Statistics
The Bet Test: Spotting Problems in Bayesian A/B Test Analysis
Learn more
Statistical significance is a cornerstone of (data) science. The idea is simple: only accept results with p-value < 0.05 and dismiss the rest as noise. While this heuristic is a good starting point, it can quickly morph into rigid dogma: what I call the Cult of Stat Sig. The cult splits the world into black and white (or green/red and grey, depending on your experimentation platform of choice). Stat sig results are considered unimpeachable and exact; the others are the same as 0. Statistical significance becomes a goal in itself, no longer a tool but something to worship.
The dogmatic approach harms experimentation programs. Its flawed logic leads to poor decision-making, and its rigid rules provide cover for ignoring inconvenient results. However, not all hope is lost: breaking free from the cult without descending into statistical anarchy is possible.
Many experimentation programs emerge from a state of statistical anarchy: Cherry-picked results reported without information on their uncertainty, widespread skepticism about experiment results, always wondering, “Is this real or just noise?” Or overly complex methodologies used without validation, with every analyst using their own notebook and custom approach.
To get out of the state of anarchy, the first step is to establish a baseline of statistical hygiene, often enforced through an experiment platform. A simple, easy-to-follow heuristic is needed. Traditional hypothesis testing and p-values provide such a heuristic: If p-value < 0.05, report the result; if p-value ≥ 0.05, treat it as noise.
The heuristic's intent is valid, and following it typically improves things —for a while. Albeit crude, it is a reasonable guideline that can help build trust in positive results and reduce false positives. The problem is when the heuristic is mistaken for a commandment and when its recommendations are taken to fallacious extremes.
Fallacy n.1: If the result is statistically significant, it is an exact measurement. Reaching statistical significance does not mean there is no uncertainty left. An effect is stat sig when you can “reject zero.” Just because you are confident it’s not zero does not mean there is no uncertainty left on the effect size. An estimated lift of +5% with confidence interval (+1%, +9%) contains different information from one with (+4%, +6%). Yet, in the cult of stat sig, they are considered the same result: exactly equal to +5%.

• [Instructions]
**a.** Answer these questions about the Cult of Stat Sig article:
(i) What name does the author give to the rigid dogma that statistical significance can become?
(ii) According to the article, what is the first step out of the state of statistical anarchy?
(iii) Under Fallacy n.1, which two confidence intervals are given for an estimated lift of +5%?
**b.** Write the next part of the Cult of Stat Sig article, beginning right after its final sentence.

• [Given material]
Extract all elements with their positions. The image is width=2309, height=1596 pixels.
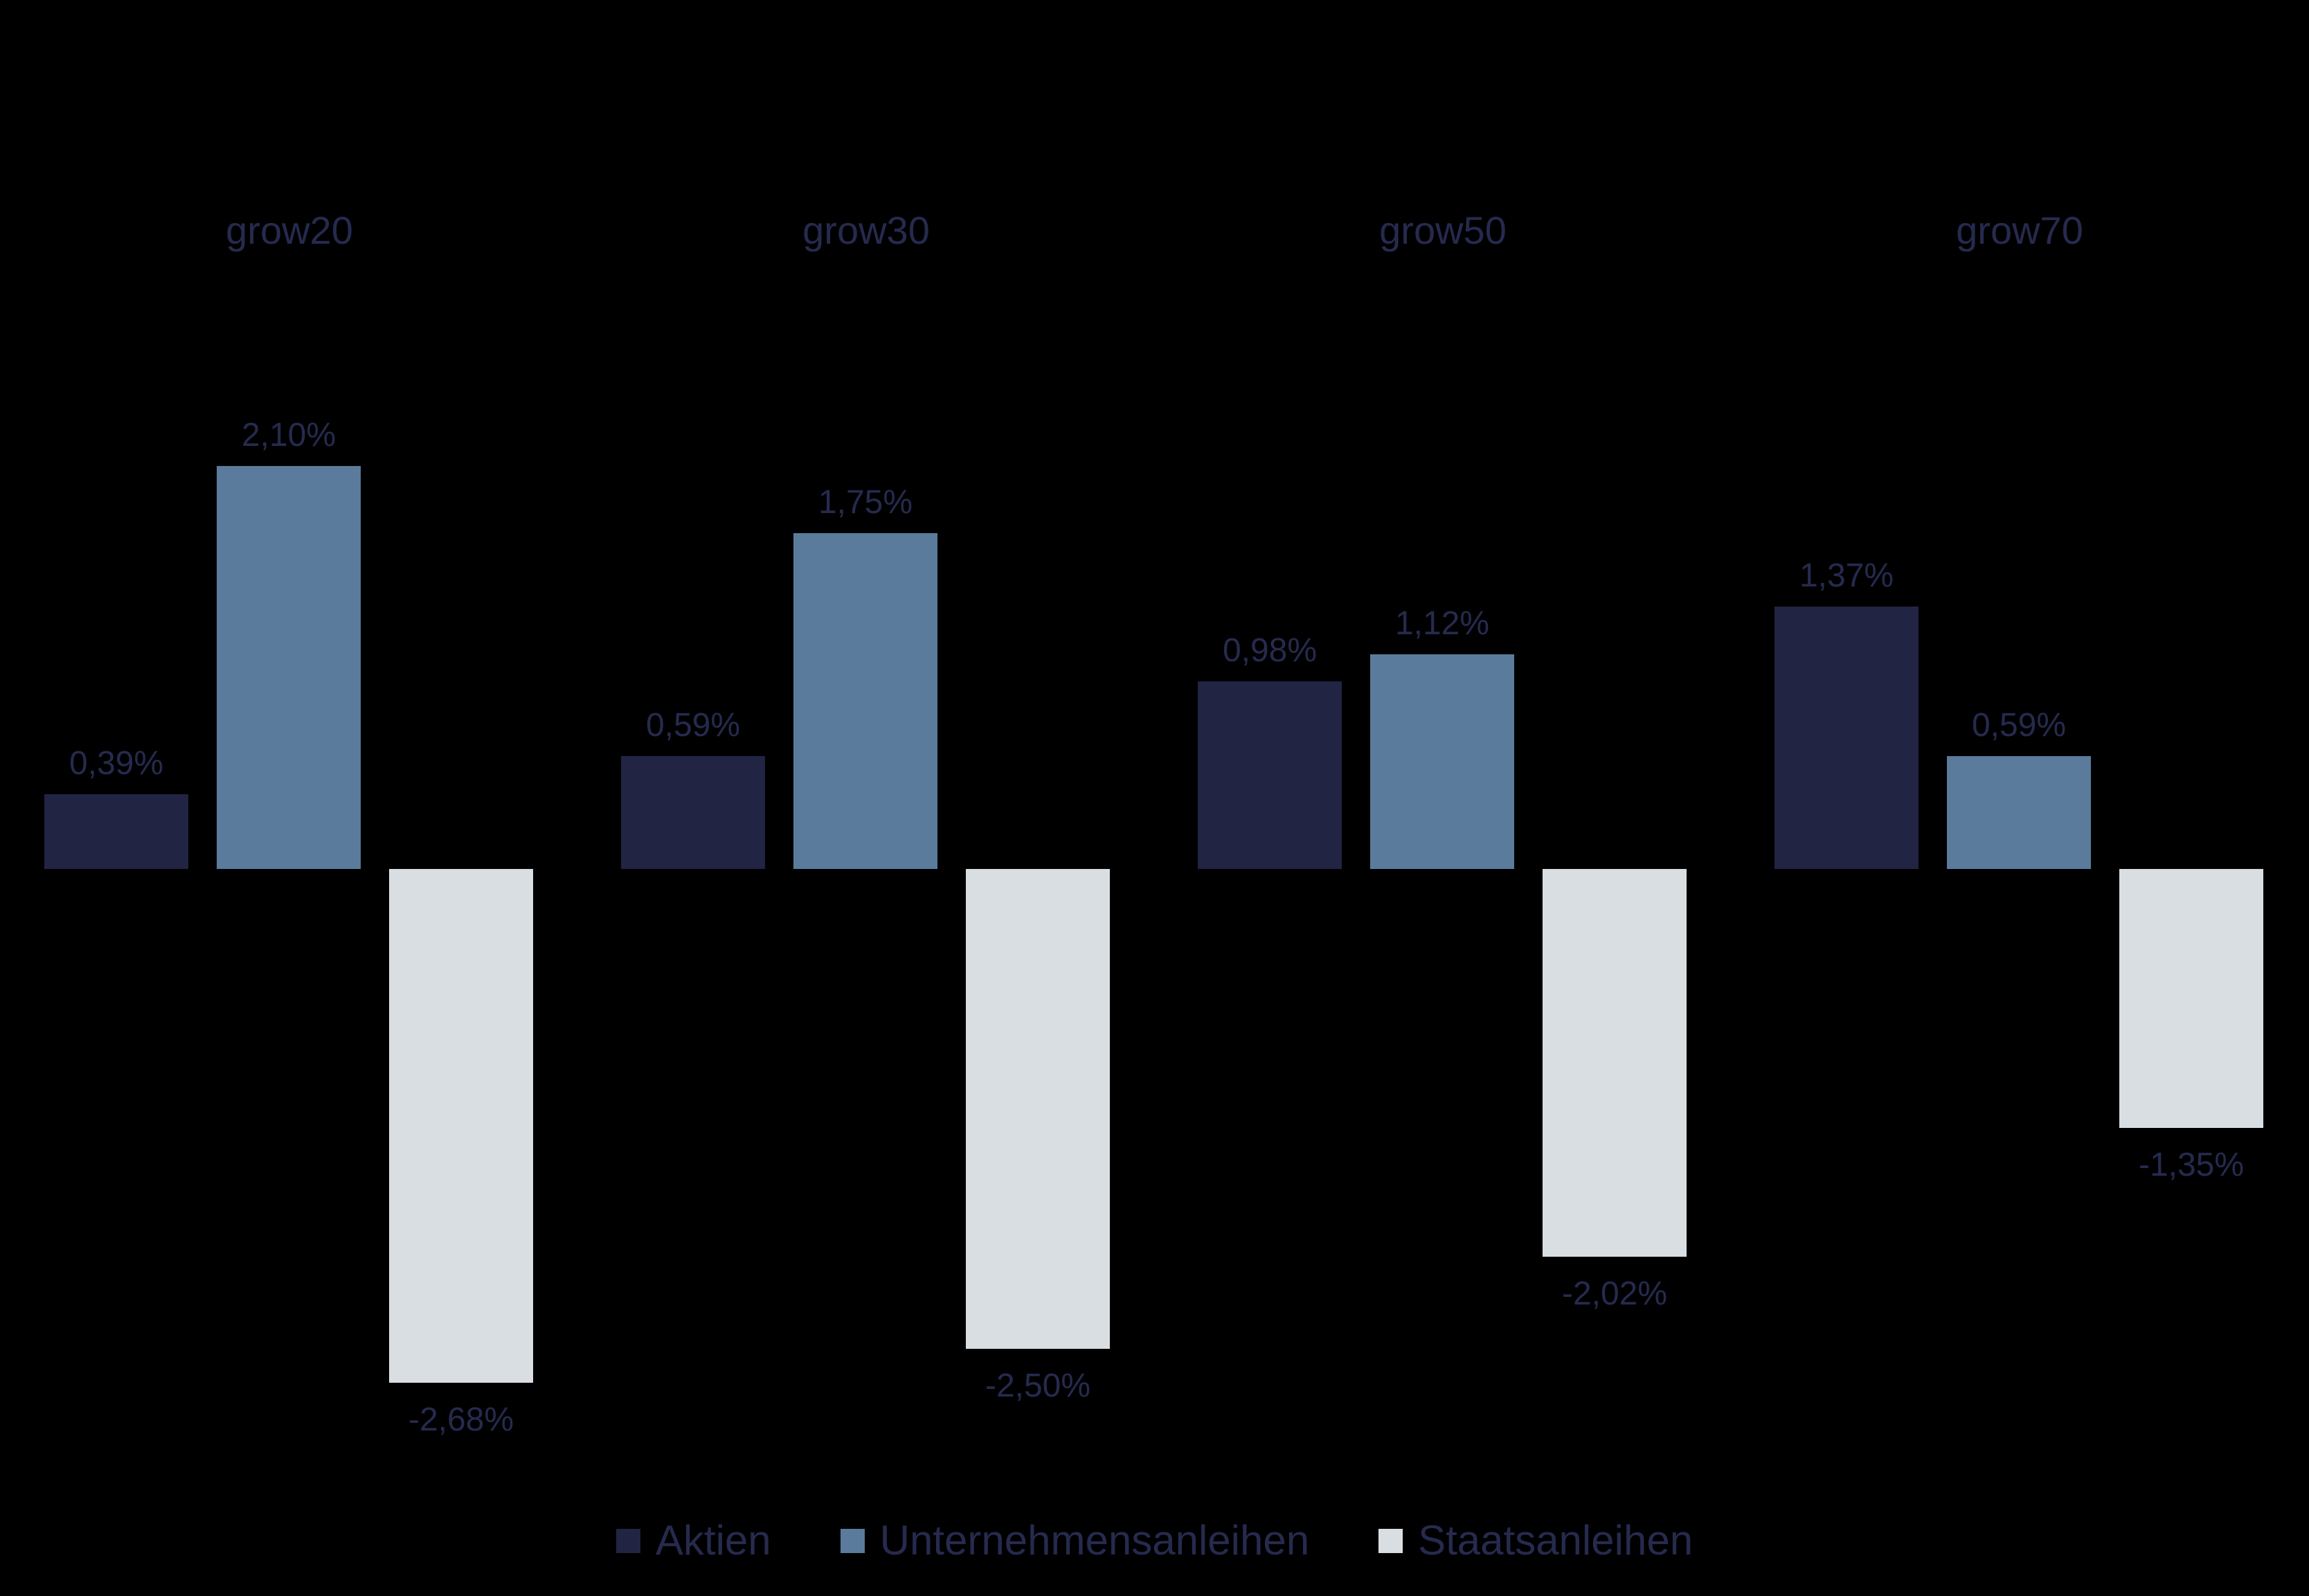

• [Expected responses]
**a.**
(i) The Cult of Stat Sig.
(ii) Establishing a baseline of statistical hygiene, often enforced through an experiment platform.
(iii) (+1%, +9%) and (+4%, +6%).

**b.**
Fallacy n.2: If the result is not statistically significant, it is the same as zero. Another incorrect conclusion due to oversimplification. A wide confidence interval that covers 0% (“not stat sig”) does not contain the same information as a tight confidence interval around 0% (also “not stat sig”). For example, an experiment that moves retention with a confidence interval of (-18%, +2%) is not conventionally stat sig but should give pause. Only a tight interval, roughly centered at 0, would provide evidence that the impact is neutral. Yet, in the cult of stat sig, both are considered to be exact 0s.
Some adherents to the cult truly believe in both of these fallacies and will impose their flawed reasoning on others. Others aren’t true believers; they know why the rules are fallacies, but perpetuate them anyways, believing that there is no third way: it’s either the cult or statistical anarchy. This post argues that the cult causes real harm and that a better way is possible.
When planning an experiment analysis, it’s good practice to pair a primary metric (the goal) with one or more guardrail metrics (the checks and balances):
purchases paired with returns for an e-commerce platform
sessions paired with crashes for a mobile app
opens paired with unsubscribes for an email marketing experiment
What all these examples have in common is that the guardrail metric is less sensitive than the primary metric: a larger sample size is required to detect an effect on the guardrail compared to the same effect size on the primary metric. In these examples, the guardrail is less sensitive because changes in rare events – such as returns, crashes, and unsubscribes – are harder to detect than more frequent events (purchases, sessions, opens). In other settings, guardrails are underpowered because they measure longer-term outcomes, such as retention. (In other settings, such as page load time, the guardrail is typically not underpowered relative to the primary metric.)
Power analyses are all too often run by only considering the primary metric when choosing how long to run an experiment. This can result in insufficient power to detect degradation of the guardrails. The guardrail might drop, but the drop will rarely be statistically significant. (Eppo’s sample size calculator makes it easy to perform a power analysis jointly for primary and guardrail metrics, but not everyone has access to such tools.)
This situation is already bad; the cult of stat sig compounds the problem. Results for the guardrail metrics will often be inconclusive, even when there is a true harm. The point estimates on the guardrails will often be negative, but they will rarely be statistically significant. These results should be cause for concern and prompt extending the experiment or further investigation. Instead, treating these non-statistically significant results as exact zeros silences the alarm bells.
There are problems even for stat sig results. When an experiment is barely powered, marginally stat sig point estimates should not be taken at face value. When looking across stat sig results, the winner’s curse means that the true impact is closer to 0 than what the point estimates suggest. There are no straightforward solutions here, but ignoring the residual uncertainty – treating stat sig results as exact – makes it even harder to understand and account for the curse.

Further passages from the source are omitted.